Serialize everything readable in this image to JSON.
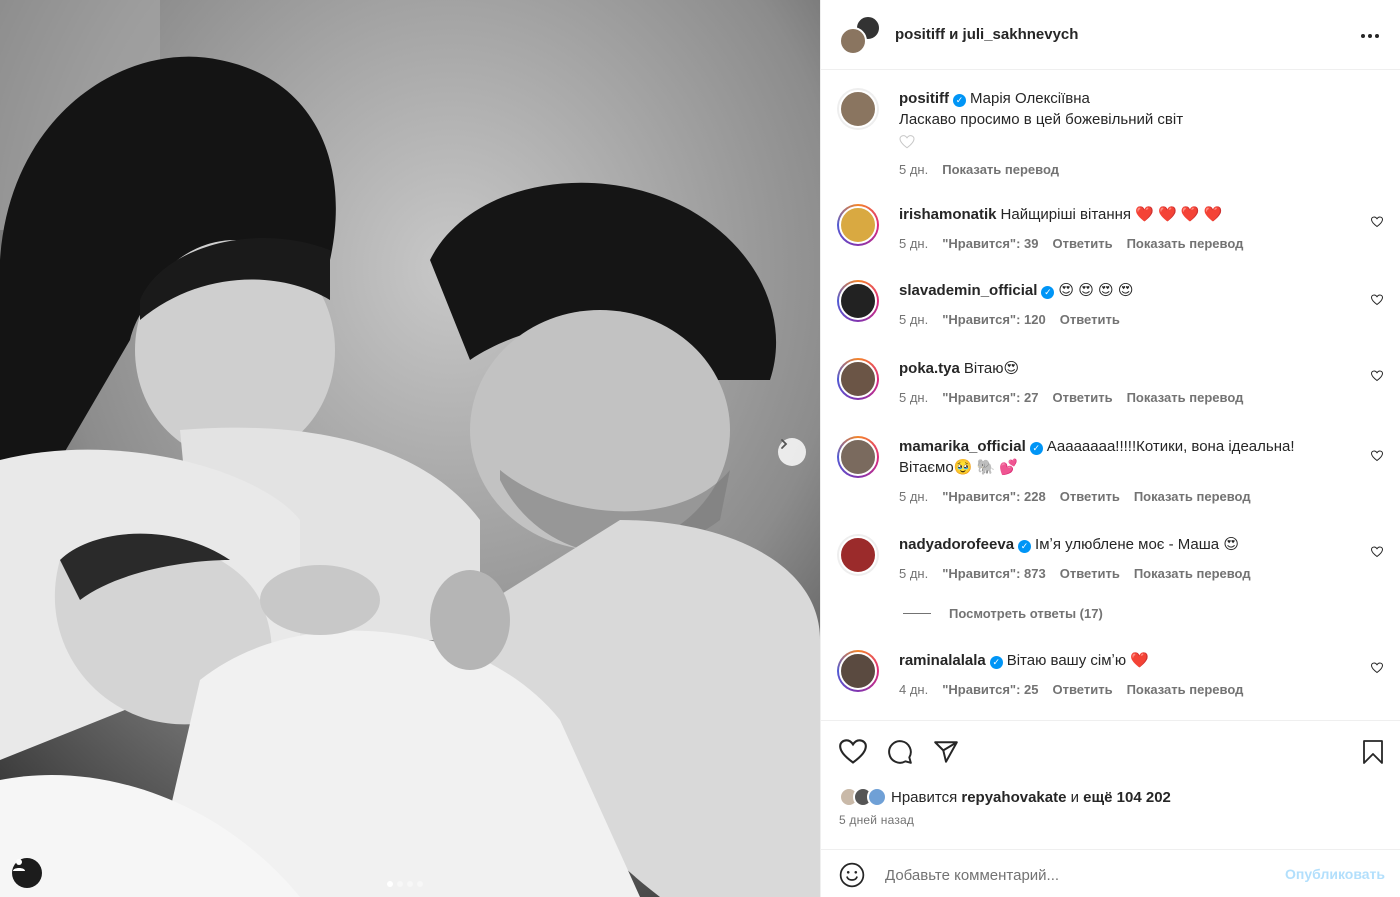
{
  "header": {
    "names": "positiff и juli_sakhnevych",
    "more": "•••"
  },
  "caption": {
    "username": "positiff",
    "mention": "Марія Олексіївна",
    "text": "Ласкаво просимо в цей божевільний світ",
    "time": "5 дн.",
    "translate": "Показать перевод"
  },
  "comments": [
    {
      "username": "irishamonatik",
      "verified": false,
      "text": "Найщиріші вітання ❤️ ❤️ ❤️ ❤️",
      "time": "5 дн.",
      "likes": "\"Нравится\": 39",
      "reply": "Ответить",
      "translate": "Показать перевод",
      "color": "#d9a941"
    },
    {
      "username": "slavademin_official",
      "verified": true,
      "text": "😍 😍 😍 😍",
      "time": "5 дн.",
      "likes": "\"Нравится\": 120",
      "reply": "Ответить",
      "translate": "",
      "color": "#222222"
    },
    {
      "username": "poka.tya",
      "verified": false,
      "text": "Вітаю😍",
      "time": "5 дн.",
      "likes": "\"Нравится\": 27",
      "reply": "Ответить",
      "translate": "Показать перевод",
      "color": "#6b5546"
    },
    {
      "username": "mamarika_official",
      "verified": true,
      "text": "Аааааааа!!!!!Котики, вона ідеальна! Вітаємо🥹 🐘 💕",
      "time": "5 дн.",
      "likes": "\"Нравится\": 228",
      "reply": "Ответить",
      "translate": "Показать перевод",
      "color": "#7a6a5e"
    },
    {
      "username": "nadyadorofeeva",
      "verified": true,
      "text": "Імʼя улюблене моє - Маша 😍",
      "time": "5 дн.",
      "likes": "\"Нравится\": 873",
      "reply": "Ответить",
      "translate": "Показать перевод",
      "color": "#9b2b2b"
    },
    {
      "username": "raminalalala",
      "verified": true,
      "text": "Вітаю вашу сімʼю ❤️",
      "time": "4 дн.",
      "likes": "\"Нравится\": 25",
      "reply": "Ответить",
      "translate": "Показать перевод",
      "color": "#5a4a40"
    }
  ],
  "view_replies": "Посмотреть ответы (17)",
  "likes_line": {
    "prefix": "Нравится",
    "user": "repyahovakate",
    "middle": "и",
    "rest": "ещё 104 202"
  },
  "posted_ago": "5 дней назад",
  "add_comment": {
    "placeholder": "Добавьте комментарий...",
    "post": "Опубликовать"
  },
  "colors": {
    "accent": "#0095f6",
    "muted": "#737373"
  },
  "icons": [
    "more-icon",
    "verified-icon",
    "heart-icon",
    "comment-icon",
    "share-icon",
    "bookmark-icon",
    "emoji-icon",
    "chevron-right-icon",
    "user-tag-icon"
  ]
}
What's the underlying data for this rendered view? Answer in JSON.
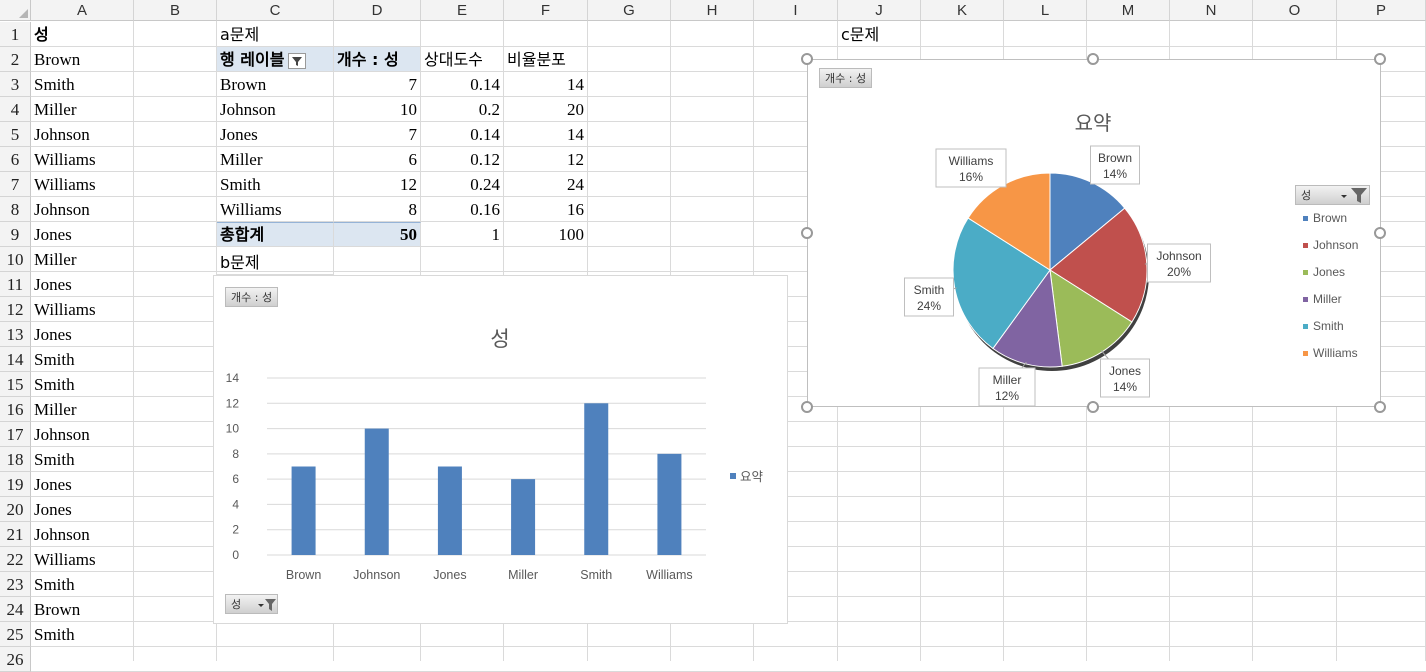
{
  "columns": [
    "A",
    "B",
    "C",
    "D",
    "E",
    "F",
    "G",
    "H",
    "I",
    "J",
    "K",
    "L",
    "M",
    "N",
    "O",
    "P"
  ],
  "rows": [
    "1",
    "2",
    "3",
    "4",
    "5",
    "6",
    "7",
    "8",
    "9",
    "10",
    "11",
    "12",
    "13",
    "14",
    "15",
    "16",
    "17",
    "18",
    "19",
    "20",
    "21",
    "22",
    "23",
    "24",
    "25",
    "26"
  ],
  "col_a": [
    "성",
    "Brown",
    "Smith",
    "Miller",
    "Johnson",
    "Williams",
    "Williams",
    "Johnson",
    "Jones",
    "Miller",
    "Jones",
    "Williams",
    "Jones",
    "Smith",
    "Smith",
    "Miller",
    "Johnson",
    "Smith",
    "Jones",
    "Jones",
    "Johnson",
    "Williams",
    "Smith",
    "Brown",
    "Smith"
  ],
  "labels": {
    "a": "a문제",
    "b": "b문제",
    "c": "c문제"
  },
  "pivot": {
    "header_row_label": "행 레이블",
    "header_count": "개수 : 성",
    "header_rel": "상대도수",
    "header_ratio": "비율분포",
    "rows": [
      {
        "name": "Brown",
        "count": "7",
        "rel": "0.14",
        "ratio": "14"
      },
      {
        "name": "Johnson",
        "count": "10",
        "rel": "0.2",
        "ratio": "20"
      },
      {
        "name": "Jones",
        "count": "7",
        "rel": "0.14",
        "ratio": "14"
      },
      {
        "name": "Miller",
        "count": "6",
        "rel": "0.12",
        "ratio": "12"
      },
      {
        "name": "Smith",
        "count": "12",
        "rel": "0.24",
        "ratio": "24"
      },
      {
        "name": "Williams",
        "count": "8",
        "rel": "0.16",
        "ratio": "16"
      }
    ],
    "total_label": "총합계",
    "total_count": "50",
    "total_rel": "1",
    "total_ratio": "100"
  },
  "bar_chart": {
    "field_button": "개수 : 성",
    "axis_field_button": "성",
    "legend": "요약",
    "color": "#4f81bd"
  },
  "pie_chart": {
    "field_button": "개수 : 성",
    "legend_field_button": "성"
  },
  "chart_data": [
    {
      "type": "bar",
      "title": "성",
      "categories": [
        "Brown",
        "Johnson",
        "Jones",
        "Miller",
        "Smith",
        "Williams"
      ],
      "series": [
        {
          "name": "요약",
          "values": [
            7,
            10,
            7,
            6,
            12,
            8
          ]
        }
      ],
      "yticks": [
        "0",
        "2",
        "4",
        "6",
        "8",
        "10",
        "12",
        "14"
      ],
      "ylim": [
        0,
        14
      ],
      "grid": true,
      "legend": "right"
    },
    {
      "type": "pie",
      "title": "요약",
      "categories": [
        "Brown",
        "Johnson",
        "Jones",
        "Miller",
        "Smith",
        "Williams"
      ],
      "values": [
        7,
        10,
        7,
        6,
        12,
        8
      ],
      "percent_labels": [
        "14%",
        "20%",
        "14%",
        "12%",
        "24%",
        "16%"
      ],
      "colors": [
        "#4f81bd",
        "#c0504d",
        "#9bbb59",
        "#8064a2",
        "#4bacc6",
        "#f79646"
      ],
      "legend": "right"
    }
  ]
}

EXERCISE DESCRIPTION:
From the records above, copy every line that holds the word "JSON".

ANSWER TO THE EXERCISE:
Serialize everything readable in this image to JSON.
What's the underlying data for this rendered view? Answer in JSON.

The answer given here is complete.